> [PAGE EXTRACT]
*** Begin section ***

This resulted in the growth of both churches, and also in unity,
love, peace and harmony.
After retirement, I joined a church closer to my home, but
when that congregation split in front of my eyes, I was involved
in mediation again. The lesson I learned then was that it was
easier to reconcile the non-Christian tribal chiefs in the jungles
of Africa than those who call themselves Christian brothers and
sisters in North America.
The reason for that was simple. Both sides thought, and think,
they are right, perfect, more spiritual than others, and they have
Bible verses to justify their unforgiving spirits.
The second component of my peacemaking in Canada was
during my time as a prison chaplain. It didn’t take long to discover
that there was hatred between inmates and guards, and between
Stories of Peacemakers
black and white inmates, and sometimes between guards of
different schedules. I felt like I was back at the war-front in Africa.
But, by God’s grace, I was glad to hear inmates and guards
say that my presence there brought peace. As a matter of fact,
during that time I conducted research on the subject of Conflict
Transformation, which helped me to deal with internal prison
conflicts. I spent much time reading essays and books that helped
my vision of peacemaking to extend beyond the prison walls to
the community and the world.
“My journey of peacemaking led, in
many stages of my life, to Angola,
Congo, India, Britain, Canada, Kenya,
Rwanda, Burundi, Zambia and other
countries. It seems that I have been
called upon to make peace everywhere
I have lived.”
Also, while I was a chaplain, I drafted my first official
peacemaking project, which I presented to both the Angolan
government and rebels in the middle of the war, the so-called
“National Fellowship for the Reconciliation of Angola.” After 10
years of waiting, the Lord opened the door for me to return to my
homeland and put into practice what I wrote in that document.
However, God writes straight, but in crooked lines. During
that waiting period I was appointed by Canadian Baptist
Ministries to work as a missionary in the East Congo. As a result,
many lessons I prepared for Angola were first used in the Congo,
Rwanda and Kenya.
This was followed by ministry in the refugee camps in Goma
after the genocide in Rwanda. The success of this peacemaking
ministry was due to our planning and God’s guidance. First, we
trained the pastors we found in the refugee camps. They knew
the language and the culture of their people. Then we trained
the refugee leaders themselves.
The news of our ministry of peace and reconciliation reached
inside the country of Rwanda. As a result, we were invited to
enter that country even when the borders were officially closed.
Peacemaking in the refugee camps included the establishment of
training centers for youth. Boys were trained in carpentry and girls
in tailoring and crocheting. Products were sold to NGOs, and the
money was used to build chapels and organize schools.
On my first retirement, I was appointed Peace and
Reconciliation Consultant by Canadian Baptist Ministries. In
this capacity, I was able to visit the 40,000 Angolan refugees in
camps in Zambia. We trained their leaders in Peace-building and
Conflict Management.

*** End section ***

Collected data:
*** Begin section ***

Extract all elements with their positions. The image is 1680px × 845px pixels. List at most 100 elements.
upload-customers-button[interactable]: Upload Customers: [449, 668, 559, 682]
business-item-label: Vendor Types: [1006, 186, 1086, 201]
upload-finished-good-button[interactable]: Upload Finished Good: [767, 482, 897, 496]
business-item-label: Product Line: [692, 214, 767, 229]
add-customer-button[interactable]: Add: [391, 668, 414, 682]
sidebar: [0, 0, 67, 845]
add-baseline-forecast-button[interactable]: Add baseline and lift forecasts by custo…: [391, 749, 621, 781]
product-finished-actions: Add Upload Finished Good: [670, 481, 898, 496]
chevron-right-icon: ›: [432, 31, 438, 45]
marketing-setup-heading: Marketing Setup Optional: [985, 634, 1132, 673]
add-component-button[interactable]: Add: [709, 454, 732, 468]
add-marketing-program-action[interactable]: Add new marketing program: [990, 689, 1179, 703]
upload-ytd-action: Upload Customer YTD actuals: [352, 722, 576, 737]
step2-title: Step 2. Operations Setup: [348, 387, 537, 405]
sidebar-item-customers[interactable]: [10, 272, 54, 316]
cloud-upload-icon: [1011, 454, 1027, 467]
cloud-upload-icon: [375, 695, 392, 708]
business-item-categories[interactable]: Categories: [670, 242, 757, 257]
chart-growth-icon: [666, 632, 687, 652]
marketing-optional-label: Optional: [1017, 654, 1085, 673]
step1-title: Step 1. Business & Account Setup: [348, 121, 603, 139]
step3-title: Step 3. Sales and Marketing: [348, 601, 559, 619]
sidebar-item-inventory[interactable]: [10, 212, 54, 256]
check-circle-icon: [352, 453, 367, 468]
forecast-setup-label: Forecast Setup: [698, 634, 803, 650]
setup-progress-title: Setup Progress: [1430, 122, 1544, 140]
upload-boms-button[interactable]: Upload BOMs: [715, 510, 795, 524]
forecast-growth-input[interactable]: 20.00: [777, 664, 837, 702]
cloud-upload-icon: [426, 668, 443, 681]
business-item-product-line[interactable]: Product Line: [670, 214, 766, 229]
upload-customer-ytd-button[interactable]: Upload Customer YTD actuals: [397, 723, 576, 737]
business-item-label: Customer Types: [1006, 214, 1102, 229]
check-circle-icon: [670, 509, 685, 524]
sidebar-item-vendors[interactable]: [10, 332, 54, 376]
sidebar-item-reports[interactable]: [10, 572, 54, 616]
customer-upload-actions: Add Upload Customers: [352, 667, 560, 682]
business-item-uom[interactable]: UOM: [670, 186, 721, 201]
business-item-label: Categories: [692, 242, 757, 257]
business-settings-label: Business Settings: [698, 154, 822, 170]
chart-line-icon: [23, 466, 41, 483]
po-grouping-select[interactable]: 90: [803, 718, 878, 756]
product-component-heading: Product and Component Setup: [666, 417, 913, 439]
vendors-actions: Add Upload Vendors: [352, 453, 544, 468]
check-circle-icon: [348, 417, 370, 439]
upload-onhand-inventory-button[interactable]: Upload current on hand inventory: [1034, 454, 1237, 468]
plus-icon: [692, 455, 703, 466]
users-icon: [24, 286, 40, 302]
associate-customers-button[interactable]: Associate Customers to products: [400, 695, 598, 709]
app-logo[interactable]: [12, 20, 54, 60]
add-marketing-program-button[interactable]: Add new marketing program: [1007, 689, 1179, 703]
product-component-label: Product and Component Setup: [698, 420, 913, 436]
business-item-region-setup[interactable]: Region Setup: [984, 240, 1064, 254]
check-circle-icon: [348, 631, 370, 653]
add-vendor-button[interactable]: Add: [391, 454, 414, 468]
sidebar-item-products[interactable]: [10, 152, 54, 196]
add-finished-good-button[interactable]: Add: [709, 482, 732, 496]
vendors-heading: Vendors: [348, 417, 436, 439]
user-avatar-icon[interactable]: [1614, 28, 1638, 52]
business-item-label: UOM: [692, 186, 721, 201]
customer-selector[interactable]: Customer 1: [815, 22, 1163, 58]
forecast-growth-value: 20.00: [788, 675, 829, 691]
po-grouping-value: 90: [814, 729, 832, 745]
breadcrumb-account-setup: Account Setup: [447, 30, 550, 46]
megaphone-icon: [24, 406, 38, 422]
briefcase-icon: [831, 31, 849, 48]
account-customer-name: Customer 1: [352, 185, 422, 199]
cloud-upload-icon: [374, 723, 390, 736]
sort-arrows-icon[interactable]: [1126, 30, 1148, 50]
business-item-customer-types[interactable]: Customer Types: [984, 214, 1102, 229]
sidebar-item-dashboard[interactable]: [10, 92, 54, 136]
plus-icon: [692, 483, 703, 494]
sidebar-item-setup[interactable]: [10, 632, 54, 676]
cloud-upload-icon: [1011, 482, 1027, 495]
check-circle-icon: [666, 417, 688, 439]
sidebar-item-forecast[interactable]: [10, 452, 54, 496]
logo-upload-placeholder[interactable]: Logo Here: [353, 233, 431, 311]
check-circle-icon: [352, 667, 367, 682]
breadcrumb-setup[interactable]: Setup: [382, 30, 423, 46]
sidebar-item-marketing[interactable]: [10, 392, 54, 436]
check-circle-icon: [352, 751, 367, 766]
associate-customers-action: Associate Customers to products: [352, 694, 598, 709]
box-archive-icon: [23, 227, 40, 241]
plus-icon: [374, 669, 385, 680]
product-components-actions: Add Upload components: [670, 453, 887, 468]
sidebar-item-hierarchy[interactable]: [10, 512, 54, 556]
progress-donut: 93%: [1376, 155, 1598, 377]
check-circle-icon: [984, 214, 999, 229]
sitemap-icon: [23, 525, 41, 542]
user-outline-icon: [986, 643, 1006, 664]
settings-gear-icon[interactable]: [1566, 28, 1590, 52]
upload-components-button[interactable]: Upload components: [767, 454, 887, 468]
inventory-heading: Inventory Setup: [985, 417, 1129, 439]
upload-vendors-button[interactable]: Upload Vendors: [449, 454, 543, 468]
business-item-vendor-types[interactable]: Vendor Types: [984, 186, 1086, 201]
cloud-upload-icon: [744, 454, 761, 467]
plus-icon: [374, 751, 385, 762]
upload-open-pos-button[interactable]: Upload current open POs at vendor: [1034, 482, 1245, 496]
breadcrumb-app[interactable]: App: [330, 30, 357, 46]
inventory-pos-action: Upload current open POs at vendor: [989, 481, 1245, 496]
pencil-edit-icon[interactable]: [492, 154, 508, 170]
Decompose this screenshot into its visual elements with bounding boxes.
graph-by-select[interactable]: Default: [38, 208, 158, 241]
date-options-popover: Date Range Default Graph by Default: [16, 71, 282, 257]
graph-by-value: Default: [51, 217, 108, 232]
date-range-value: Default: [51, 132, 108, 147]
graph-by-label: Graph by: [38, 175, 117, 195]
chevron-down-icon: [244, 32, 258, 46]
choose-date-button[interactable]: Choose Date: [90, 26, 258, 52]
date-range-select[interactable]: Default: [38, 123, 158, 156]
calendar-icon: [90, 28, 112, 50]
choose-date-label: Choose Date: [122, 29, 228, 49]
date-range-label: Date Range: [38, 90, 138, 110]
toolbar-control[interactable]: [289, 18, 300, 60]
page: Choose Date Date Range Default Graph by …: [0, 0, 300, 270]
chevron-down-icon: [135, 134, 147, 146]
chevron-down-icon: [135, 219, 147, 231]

*** End section ***

> [WHAT IS EXPECTED] Transcribe the peacemaking account word for word, starting at "The reason for" and ending at "war-front in Africa.". The records are material separate from the peacemaking account.

> [EXPECTED ANSWER]
The reason for that was simple. Both sides thought, and think,
they are right, perfect, more spiritual than others, and they have
Bible verses to justify their unforgiving spirits.
The second component of my peacemaking in Canada was
during my time as a prison chaplain. It didn’t take long to discover
that there was hatred between inmates and guards, and between
Stories of Peacemakers
black and white inmates, and sometimes between guards of
different schedules. I felt like I was back at the war-front in Africa.